> Stated task: Look through the listing for the word "curve". Copy each line that has it.

START

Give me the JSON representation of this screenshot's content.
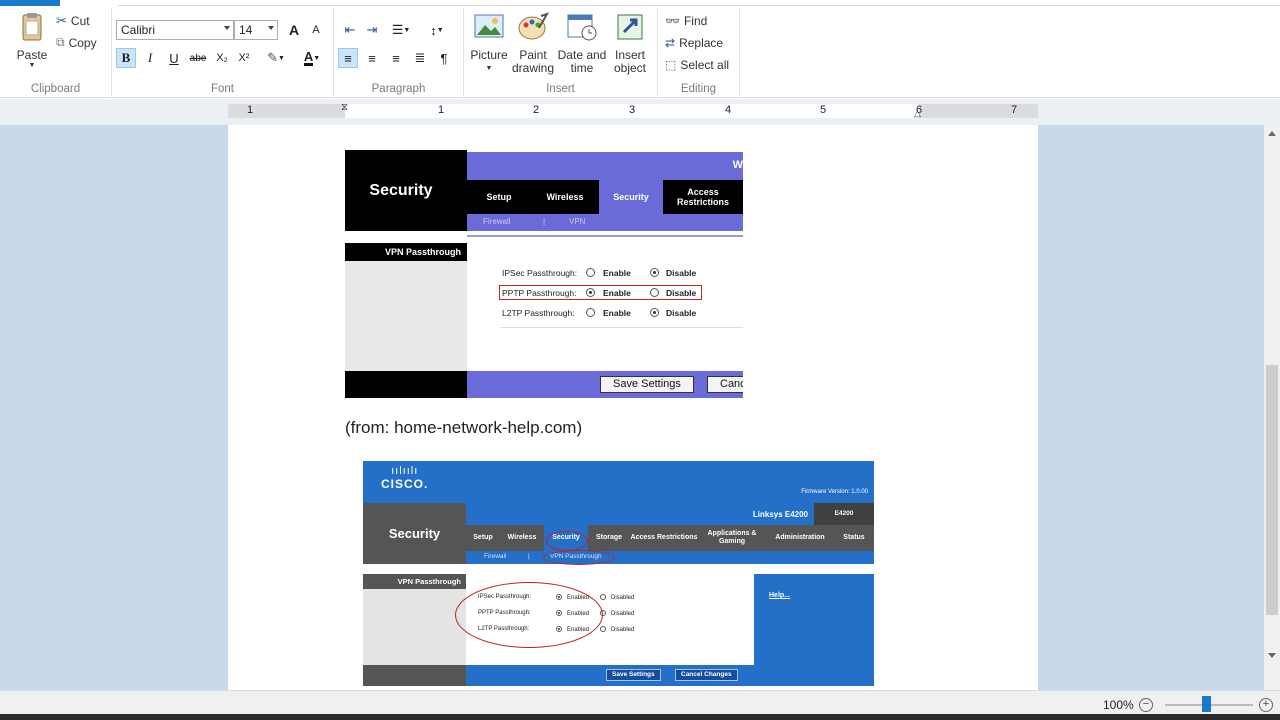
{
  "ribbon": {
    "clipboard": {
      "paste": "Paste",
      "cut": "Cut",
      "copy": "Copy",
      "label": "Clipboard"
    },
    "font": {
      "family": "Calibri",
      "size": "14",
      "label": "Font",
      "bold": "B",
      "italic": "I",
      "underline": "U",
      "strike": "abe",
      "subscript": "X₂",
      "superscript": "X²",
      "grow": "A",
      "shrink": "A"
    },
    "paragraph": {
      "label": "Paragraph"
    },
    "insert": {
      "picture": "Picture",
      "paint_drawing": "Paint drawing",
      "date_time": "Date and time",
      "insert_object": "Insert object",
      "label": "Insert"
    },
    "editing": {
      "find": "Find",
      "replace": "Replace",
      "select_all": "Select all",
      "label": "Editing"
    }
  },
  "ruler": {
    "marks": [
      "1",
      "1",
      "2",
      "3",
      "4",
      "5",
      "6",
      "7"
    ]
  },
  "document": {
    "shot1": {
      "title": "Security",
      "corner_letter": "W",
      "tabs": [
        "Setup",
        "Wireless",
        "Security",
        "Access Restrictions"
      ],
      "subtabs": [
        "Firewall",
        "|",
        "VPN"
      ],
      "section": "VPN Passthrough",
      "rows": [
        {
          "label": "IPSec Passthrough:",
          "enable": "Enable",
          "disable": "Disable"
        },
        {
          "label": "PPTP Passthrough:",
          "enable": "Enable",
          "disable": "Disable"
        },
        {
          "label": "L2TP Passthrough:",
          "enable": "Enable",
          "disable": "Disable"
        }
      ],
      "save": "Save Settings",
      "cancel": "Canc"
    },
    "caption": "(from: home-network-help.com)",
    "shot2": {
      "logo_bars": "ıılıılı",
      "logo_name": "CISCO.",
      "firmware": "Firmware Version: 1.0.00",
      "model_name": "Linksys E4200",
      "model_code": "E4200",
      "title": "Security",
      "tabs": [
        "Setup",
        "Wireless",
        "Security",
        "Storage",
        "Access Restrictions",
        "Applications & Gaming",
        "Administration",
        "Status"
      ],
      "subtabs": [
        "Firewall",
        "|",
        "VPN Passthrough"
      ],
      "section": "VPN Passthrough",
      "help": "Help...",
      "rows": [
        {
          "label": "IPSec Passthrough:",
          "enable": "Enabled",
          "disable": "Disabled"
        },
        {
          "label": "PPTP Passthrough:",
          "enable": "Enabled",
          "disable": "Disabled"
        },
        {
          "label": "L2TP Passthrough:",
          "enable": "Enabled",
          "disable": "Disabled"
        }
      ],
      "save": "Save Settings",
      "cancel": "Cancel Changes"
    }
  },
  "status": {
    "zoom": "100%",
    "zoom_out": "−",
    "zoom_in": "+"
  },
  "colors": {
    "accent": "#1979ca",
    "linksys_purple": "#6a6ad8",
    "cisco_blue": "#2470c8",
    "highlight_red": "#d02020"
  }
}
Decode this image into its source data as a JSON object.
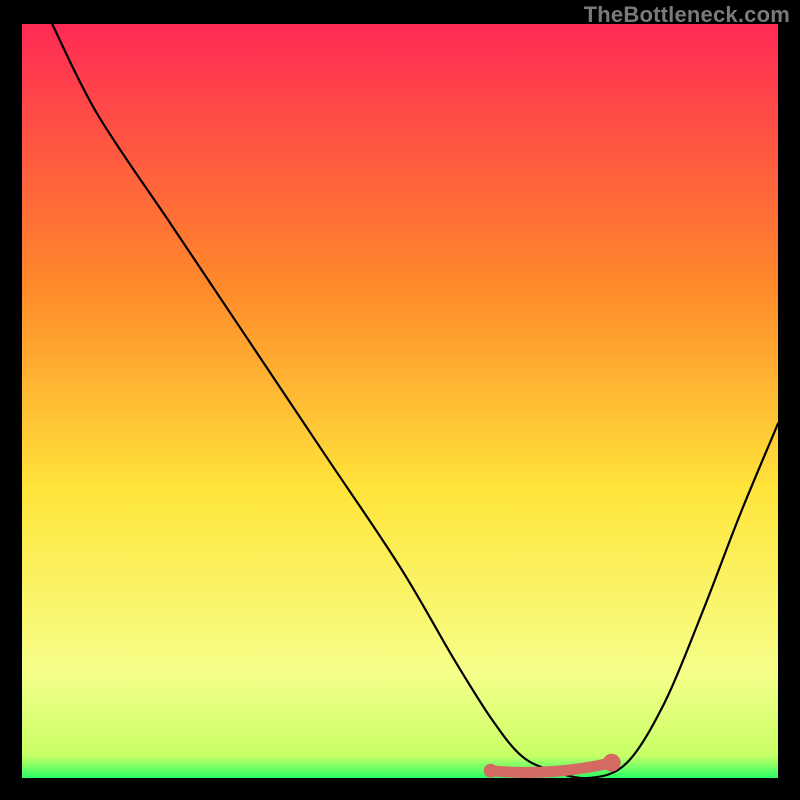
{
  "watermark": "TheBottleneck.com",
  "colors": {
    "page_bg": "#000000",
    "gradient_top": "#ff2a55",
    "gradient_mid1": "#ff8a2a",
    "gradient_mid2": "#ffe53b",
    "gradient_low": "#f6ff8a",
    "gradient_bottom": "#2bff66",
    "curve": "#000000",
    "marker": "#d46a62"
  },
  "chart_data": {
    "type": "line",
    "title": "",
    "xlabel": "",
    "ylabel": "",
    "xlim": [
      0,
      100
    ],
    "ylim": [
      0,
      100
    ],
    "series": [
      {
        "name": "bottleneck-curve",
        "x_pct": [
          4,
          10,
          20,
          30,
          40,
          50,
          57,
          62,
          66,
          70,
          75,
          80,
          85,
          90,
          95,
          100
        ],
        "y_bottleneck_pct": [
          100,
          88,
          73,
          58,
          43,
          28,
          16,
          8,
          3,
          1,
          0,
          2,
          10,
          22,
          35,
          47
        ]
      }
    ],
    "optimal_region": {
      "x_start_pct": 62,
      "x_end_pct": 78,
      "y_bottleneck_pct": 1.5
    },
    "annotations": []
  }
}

END

> Final result:
    "curve": "#000000",
        "name": "bottleneck-curve",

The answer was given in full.